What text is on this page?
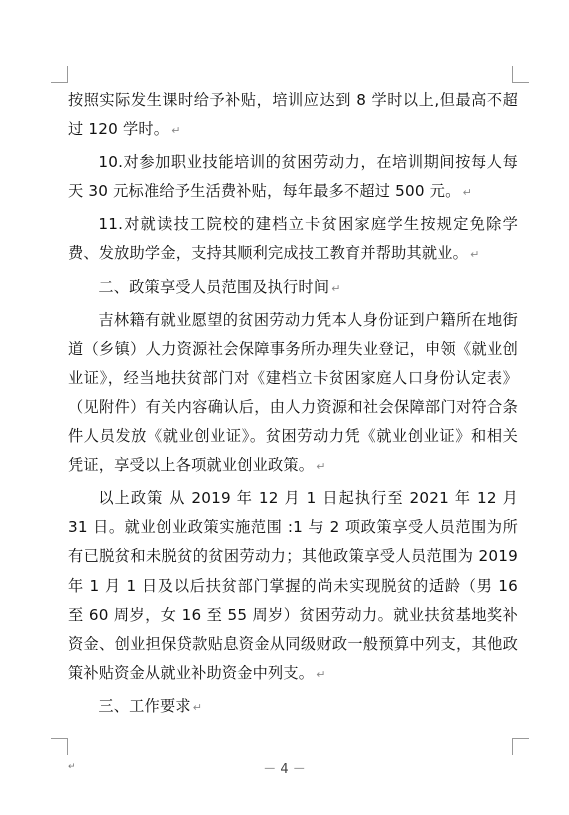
按照实际发生课时给予补贴，培训应达到 8 学时以上,但最高不超过 120 学时。 ↵

10.对参加职业技能培训的贫困劳动力，在培训期间按每人每天 30 元标准给予生活费补贴，每年最多不超过 500 元。 ↵

11.对就读技工院校的建档立卡贫困家庭学生按规定免除学费、发放助学金，支持其顺利完成技工教育并帮助其就业。 ↵

二、政策享受人员范围及执行时间 ↵

吉林籍有就业愿望的贫困劳动力凭本人身份证到户籍所在地街道（乡镇）人力资源社会保障事务所办理失业登记，申领《就业创业证》，经当地扶贫部门对《建档立卡贫困家庭人口身份认定表》（见附件）有关内容确认后，由人力资源和社会保障部门对符合条件人员发放《就业创业证》。贫困劳动力凭《就业创业证》和相关凭证，享受以上各项就业创业政策。 ↵

以上政策 从 2019 年 12 月 1 日起执行至 2021 年 12 月 31 日。就业创业政策实施范围 :1 与 2 项政策享受人员范围为所有已脱贫和未脱贫的贫困劳动力；其他政策享受人员范围为 2019 年 1 月 1 日及以后扶贫部门掌握的尚未实现脱贫的适龄（男 16 至 60 周岁，女 16 至 55 周岁）贫困劳动力。就业扶贫基地奖补资金、创业担保贷款贴息资金从同级财政一般预算中列支，其他政策补贴资金从就业补助资金中列支。 ↵

三、工作要求 ↵

↵	－ 4 －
════════════════════
▶ **EXERCISE BRIEF**
In your copy, repeat each record exactly and include no pictures.

▶ **EXERCISE RESULT**
What text is on this page?
按照实际发生课时给予补贴，培训应达到 8 学时以上,但最高不超过 120 学时。 ↵

10.对参加职业技能培训的贫困劳动力，在培训期间按每人每天 30 元标准给予生活费补贴，每年最多不超过 500 元。 ↵

11.对就读技工院校的建档立卡贫困家庭学生按规定免除学费、发放助学金，支持其顺利完成技工教育并帮助其就业。 ↵

二、政策享受人员范围及执行时间 ↵

吉林籍有就业愿望的贫困劳动力凭本人身份证到户籍所在地街道（乡镇）人力资源社会保障事务所办理失业登记，申领《就业创业证》，经当地扶贫部门对《建档立卡贫困家庭人口身份认定表》（见附件）有关内容确认后，由人力资源和社会保障部门对符合条件人员发放《就业创业证》。贫困劳动力凭《就业创业证》和相关凭证，享受以上各项就业创业政策。 ↵

以上政策 从 2019 年 12 月 1 日起执行至 2021 年 12 月 31 日。就业创业政策实施范围 :1 与 2 项政策享受人员范围为所有已脱贫和未脱贫的贫困劳动力；其他政策享受人员范围为 2019 年 1 月 1 日及以后扶贫部门掌握的尚未实现脱贫的适龄（男 16 至 60 周岁，女 16 至 55 周岁）贫困劳动力。就业扶贫基地奖补资金、创业担保贷款贴息资金从同级财政一般预算中列支，其他政策补贴资金从就业补助资金中列支。 ↵

三、工作要求 ↵

↵	－ 4 －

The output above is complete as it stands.